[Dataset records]
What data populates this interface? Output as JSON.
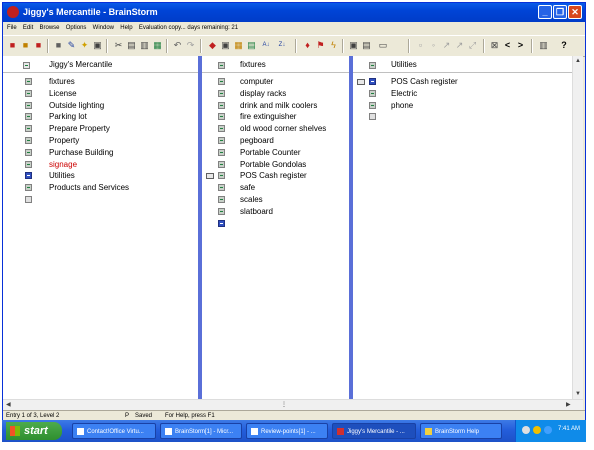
{
  "window": {
    "title": "Jiggy's Mercantile - BrainStorm",
    "minimize_icon": "_",
    "restore_icon": "❐",
    "close_icon": "✕"
  },
  "menu": {
    "file": "File",
    "edit": "Edit",
    "browse": "Browse",
    "options": "Options",
    "window": "Window",
    "help": "Help",
    "evaluation": "Evaluation copy... days remaining: 21"
  },
  "toolbar": {
    "sort_asc": "A↓",
    "sort_desc": "Z↓",
    "back": "<",
    "forward": ">",
    "help": "?"
  },
  "pane1": {
    "header": "Jiggy's Mercantile",
    "items": [
      {
        "label": "fixtures",
        "color": "#000000"
      },
      {
        "label": "License",
        "color": "#000000"
      },
      {
        "label": "Outside lighting",
        "color": "#000000"
      },
      {
        "label": "Parking lot",
        "color": "#000000"
      },
      {
        "label": "Prepare Property",
        "color": "#000000"
      },
      {
        "label": "Property",
        "color": "#000000"
      },
      {
        "label": "Purchase Building",
        "color": "#000000"
      },
      {
        "label": "signage",
        "color": "#cc0000"
      },
      {
        "label": "Utilities",
        "color": "#000000"
      },
      {
        "label": "Products and Services",
        "color": "#000000"
      }
    ]
  },
  "pane2": {
    "header": "fixtures",
    "items": [
      {
        "label": "computer"
      },
      {
        "label": "display racks"
      },
      {
        "label": "drink and milk coolers"
      },
      {
        "label": "fire extinguisher"
      },
      {
        "label": "old wood corner shelves"
      },
      {
        "label": "pegboard"
      },
      {
        "label": "Portable Counter"
      },
      {
        "label": "Portable Gondolas"
      },
      {
        "label": "POS Cash register"
      },
      {
        "label": "safe"
      },
      {
        "label": "scales"
      },
      {
        "label": "slatboard"
      }
    ]
  },
  "pane3": {
    "header": "Utilities",
    "items": [
      {
        "label": "POS Cash register"
      },
      {
        "label": "Electric"
      },
      {
        "label": "phone"
      }
    ]
  },
  "status": {
    "entry": "Entry 1 of 3, Level 2",
    "p": "P",
    "saved": "Saved",
    "help": "For Help, press F1"
  },
  "taskbar": {
    "start": "start",
    "tasks": [
      {
        "label": "Contact!Office Virtu..."
      },
      {
        "label": "BrainStorm[1] - Micr..."
      },
      {
        "label": "Review-points[1] - ..."
      },
      {
        "label": "Jiggy's Mercantile - ..."
      },
      {
        "label": "BrainStorm Help"
      }
    ],
    "clock": "7:41 AM"
  },
  "colors": {
    "titlebar": "#0054e3",
    "pane_divider": "#5a6fd8",
    "taskbar": "#245edb",
    "start_button": "#3c9a3c",
    "highlight_text": "#cc0000"
  }
}
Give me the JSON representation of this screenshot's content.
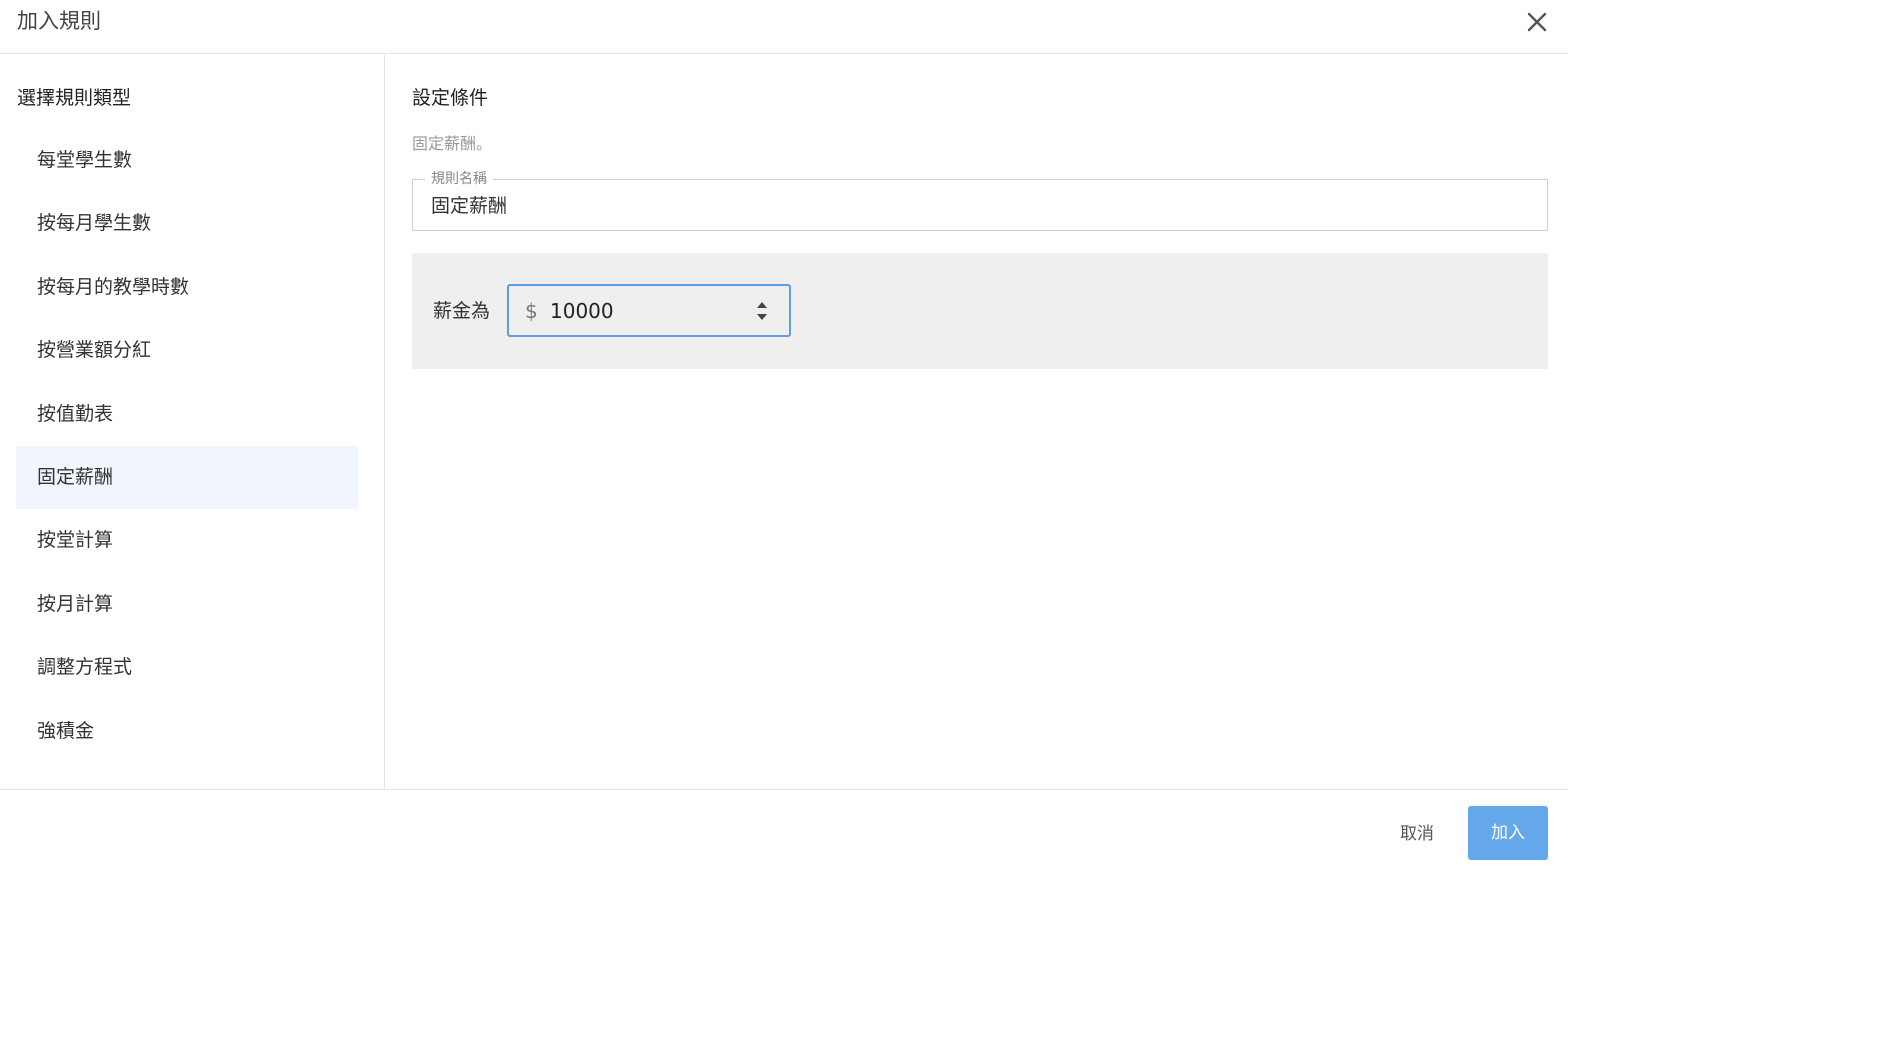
{
  "dialog": {
    "title": "加入規則",
    "close_icon": "close-icon"
  },
  "rule_types": {
    "heading": "選擇規則類型",
    "selected_index": 5,
    "items": [
      {
        "label": "每堂學生數"
      },
      {
        "label": "按每月學生數"
      },
      {
        "label": "按每月的教學時數"
      },
      {
        "label": "按營業額分紅"
      },
      {
        "label": "按值勤表"
      },
      {
        "label": "固定薪酬"
      },
      {
        "label": "按堂計算"
      },
      {
        "label": "按月計算"
      },
      {
        "label": "調整方程式"
      },
      {
        "label": "強積金"
      }
    ]
  },
  "conditions": {
    "heading": "設定條件",
    "description": "固定薪酬。",
    "rule_name": {
      "label": "規則名稱",
      "value": "固定薪酬"
    },
    "salary": {
      "label": "薪金為",
      "currency_symbol": "$",
      "value": "10000",
      "stepper_icon": "stepper-arrows-icon"
    }
  },
  "footer": {
    "cancel_label": "取消",
    "add_label": "加入"
  },
  "colors": {
    "accent": "#64a8eb",
    "focus_border": "#5b9ee6",
    "selected_bg": "#f1f6fe",
    "condition_bg": "#efefef"
  }
}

SHORT TASK
Omit the pictures. Transcribe every record exactly.

OUTPUT OF THE EXERCISE
What data populates this interface? Output as JSON.
{
  "window": {
    "title": "Jiggy's Mercantile - BrainStorm",
    "minimize_icon": "_",
    "restore_icon": "❐",
    "close_icon": "✕"
  },
  "menu": {
    "file": "File",
    "edit": "Edit",
    "browse": "Browse",
    "options": "Options",
    "window": "Window",
    "help": "Help",
    "evaluation": "Evaluation copy... days remaining: 21"
  },
  "toolbar": {
    "sort_asc": "A↓",
    "sort_desc": "Z↓",
    "back": "<",
    "forward": ">",
    "help": "?"
  },
  "pane1": {
    "header": "Jiggy's Mercantile",
    "items": [
      {
        "label": "fixtures",
        "color": "#000000"
      },
      {
        "label": "License",
        "color": "#000000"
      },
      {
        "label": "Outside lighting",
        "color": "#000000"
      },
      {
        "label": "Parking lot",
        "color": "#000000"
      },
      {
        "label": "Prepare Property",
        "color": "#000000"
      },
      {
        "label": "Property",
        "color": "#000000"
      },
      {
        "label": "Purchase Building",
        "color": "#000000"
      },
      {
        "label": "signage",
        "color": "#cc0000"
      },
      {
        "label": "Utilities",
        "color": "#000000"
      },
      {
        "label": "Products and Services",
        "color": "#000000"
      }
    ]
  },
  "pane2": {
    "header": "fixtures",
    "items": [
      {
        "label": "computer"
      },
      {
        "label": "display racks"
      },
      {
        "label": "drink and milk coolers"
      },
      {
        "label": "fire extinguisher"
      },
      {
        "label": "old wood corner shelves"
      },
      {
        "label": "pegboard"
      },
      {
        "label": "Portable Counter"
      },
      {
        "label": "Portable Gondolas"
      },
      {
        "label": "POS Cash register"
      },
      {
        "label": "safe"
      },
      {
        "label": "scales"
      },
      {
        "label": "slatboard"
      }
    ]
  },
  "pane3": {
    "header": "Utilities",
    "items": [
      {
        "label": "POS Cash register"
      },
      {
        "label": "Electric"
      },
      {
        "label": "phone"
      }
    ]
  },
  "status": {
    "entry": "Entry 1 of 3, Level 2",
    "p": "P",
    "saved": "Saved",
    "help": "For Help, press F1"
  },
  "taskbar": {
    "start": "start",
    "tasks": [
      {
        "label": "Contact!Office Virtu..."
      },
      {
        "label": "BrainStorm[1] - Micr..."
      },
      {
        "label": "Review-points[1] - ..."
      },
      {
        "label": "Jiggy's Mercantile - ..."
      },
      {
        "label": "BrainStorm Help"
      }
    ],
    "clock": "7:41 AM"
  },
  "colors": {
    "titlebar": "#0054e3",
    "pane_divider": "#5a6fd8",
    "taskbar": "#245edb",
    "start_button": "#3c9a3c",
    "highlight_text": "#cc0000"
  }
}
Give me the JSON representation of this screenshot's content.
{
  "dialog": {
    "title": "加入規則",
    "close_icon": "close-icon"
  },
  "rule_types": {
    "heading": "選擇規則類型",
    "selected_index": 5,
    "items": [
      {
        "label": "每堂學生數"
      },
      {
        "label": "按每月學生數"
      },
      {
        "label": "按每月的教學時數"
      },
      {
        "label": "按營業額分紅"
      },
      {
        "label": "按值勤表"
      },
      {
        "label": "固定薪酬"
      },
      {
        "label": "按堂計算"
      },
      {
        "label": "按月計算"
      },
      {
        "label": "調整方程式"
      },
      {
        "label": "強積金"
      }
    ]
  },
  "conditions": {
    "heading": "設定條件",
    "description": "固定薪酬。",
    "rule_name": {
      "label": "規則名稱",
      "value": "固定薪酬"
    },
    "salary": {
      "label": "薪金為",
      "currency_symbol": "$",
      "value": "10000",
      "stepper_icon": "stepper-arrows-icon"
    }
  },
  "footer": {
    "cancel_label": "取消",
    "add_label": "加入"
  },
  "colors": {
    "accent": "#64a8eb",
    "focus_border": "#5b9ee6",
    "selected_bg": "#f1f6fe",
    "condition_bg": "#efefef"
  }
}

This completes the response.